Dataset excerpt:
----
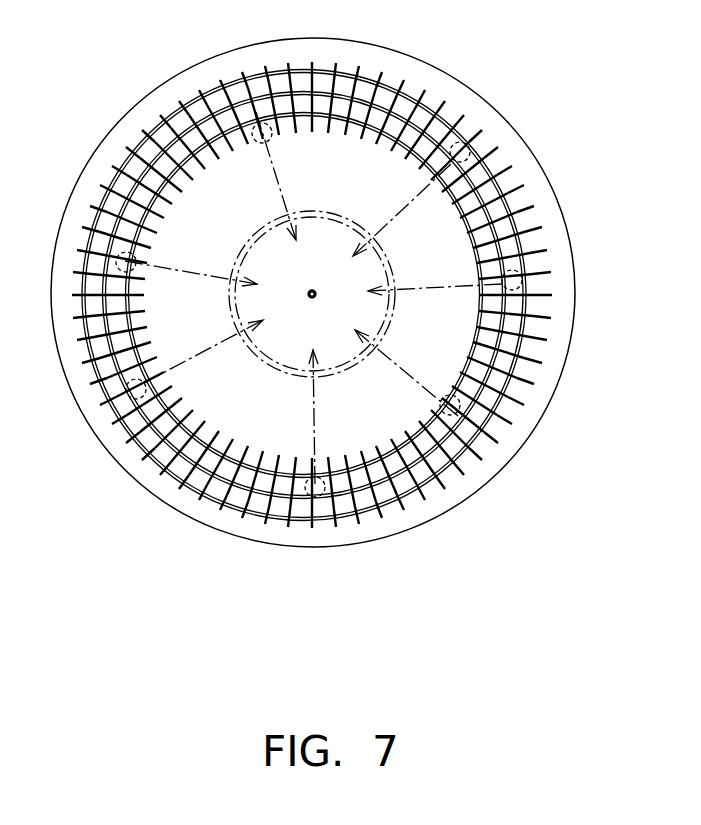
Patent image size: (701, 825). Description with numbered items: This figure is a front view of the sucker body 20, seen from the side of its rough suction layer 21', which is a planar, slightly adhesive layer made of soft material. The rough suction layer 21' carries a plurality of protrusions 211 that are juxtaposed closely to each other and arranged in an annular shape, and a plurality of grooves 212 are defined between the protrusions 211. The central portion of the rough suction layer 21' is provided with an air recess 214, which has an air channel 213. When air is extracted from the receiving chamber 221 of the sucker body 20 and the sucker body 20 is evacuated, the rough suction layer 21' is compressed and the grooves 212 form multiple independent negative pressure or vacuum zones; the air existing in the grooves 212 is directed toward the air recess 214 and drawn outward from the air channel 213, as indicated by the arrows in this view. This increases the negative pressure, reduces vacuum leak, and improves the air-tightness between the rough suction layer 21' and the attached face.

The sucker body 20 is at (110, 97).
The rough suction layer 21' is at (313, 280).
The protrusions 211 is at (507, 417).
The grooves 212 is at (522, 338).
The air channel 213 is at (313, 292).
The air recess 214 is at (432, 250).
The receiving chamber 221 is at (433, 502).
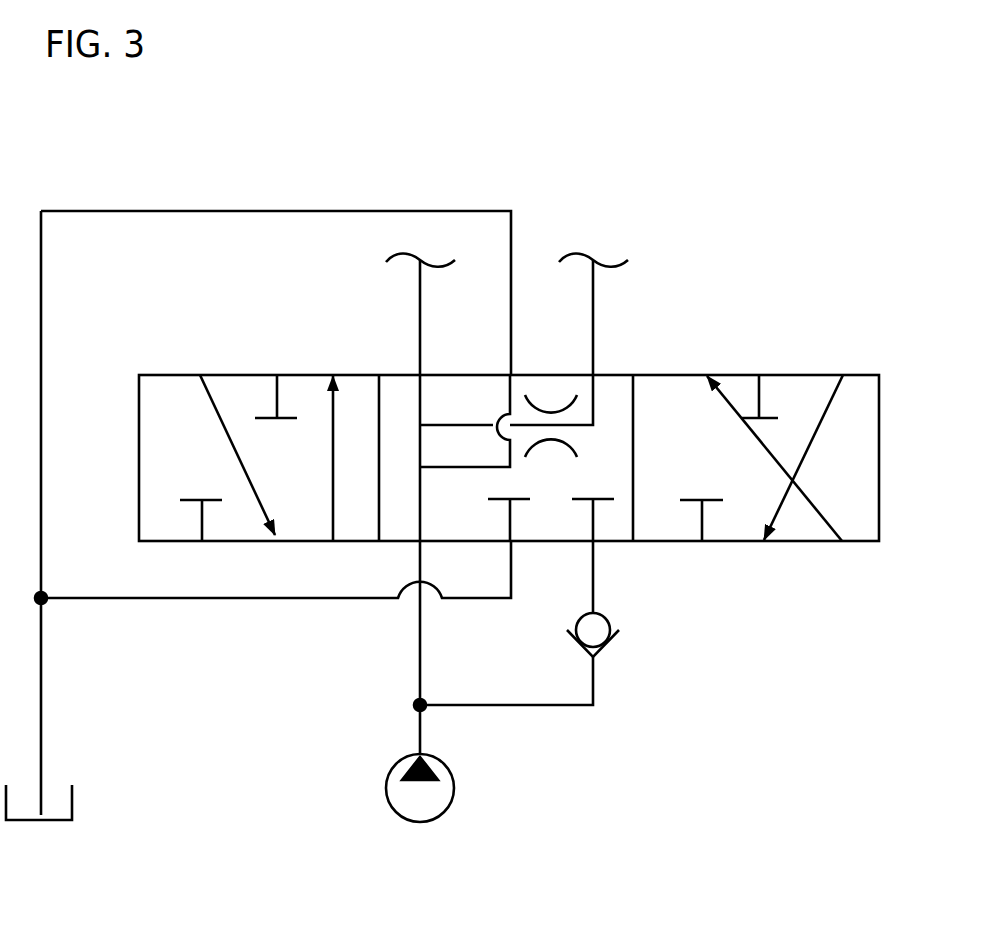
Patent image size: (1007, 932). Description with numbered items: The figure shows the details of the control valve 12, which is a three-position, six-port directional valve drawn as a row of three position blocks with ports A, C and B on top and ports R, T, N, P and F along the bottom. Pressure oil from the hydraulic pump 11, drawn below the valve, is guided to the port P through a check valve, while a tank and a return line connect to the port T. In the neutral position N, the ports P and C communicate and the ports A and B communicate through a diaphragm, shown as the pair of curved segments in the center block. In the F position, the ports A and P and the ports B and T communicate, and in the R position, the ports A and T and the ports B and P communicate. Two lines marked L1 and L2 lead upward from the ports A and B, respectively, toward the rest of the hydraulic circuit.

The hydraulic pump 11 is at (453, 771).
The control valve 12 is at (840, 306).
The hydraulic line L1 is at (420, 296).
The hydraulic line L2 is at (593, 305).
----
* _Given instruction_:
Copy every line above word for word, leaving out the pictures.

* _Final answer_:
Patent image size: (701, 825). Description with numbered items: This figure is a front view of the sucker body 20, seen from the side of its rough suction layer 21', which is a planar, slightly adhesive layer made of soft material. The rough suction layer 21' carries a plurality of protrusions 211 that are juxtaposed closely to each other and arranged in an annular shape, and a plurality of grooves 212 are defined between the protrusions 211. The central portion of the rough suction layer 21' is provided with an air recess 214, which has an air channel 213. When air is extracted from the receiving chamber 221 of the sucker body 20 and the sucker body 20 is evacuated, the rough suction layer 21' is compressed and the grooves 212 form multiple independent negative pressure or vacuum zones; the air existing in the grooves 212 is directed toward the air recess 214 and drawn outward from the air channel 213, as indicated by the arrows in this view. This increases the negative pressure, reduces vacuum leak, and improves the air-tightness between the rough suction layer 21' and the attached face.

The sucker body 20 is at (110, 97).
The rough suction layer 21' is at (313, 280).
The protrusions 211 is at (507, 417).
The grooves 212 is at (522, 338).
The air channel 213 is at (313, 292).
The air recess 214 is at (432, 250).
The receiving chamber 221 is at (433, 502).
Patent image size: (1007, 932). Description with numbered items: The figure shows the details of the control valve 12, which is a three-position, six-port directional valve drawn as a row of three position blocks with ports A, C and B on top and ports R, T, N, P and F along the bottom. Pressure oil from the hydraulic pump 11, drawn below the valve, is guided to the port P through a check valve, while a tank and a return line connect to the port T. In the neutral position N, the ports P and C communicate and the ports A and B communicate through a diaphragm, shown as the pair of curved segments in the center block. In the F position, the ports A and P and the ports B and T communicate, and in the R position, the ports A and T and the ports B and P communicate. Two lines marked L1 and L2 lead upward from the ports A and B, respectively, toward the rest of the hydraulic circuit.

The hydraulic pump 11 is at (453, 771).
The control valve 12 is at (840, 306).
The hydraulic line L1 is at (420, 296).
The hydraulic line L2 is at (593, 305).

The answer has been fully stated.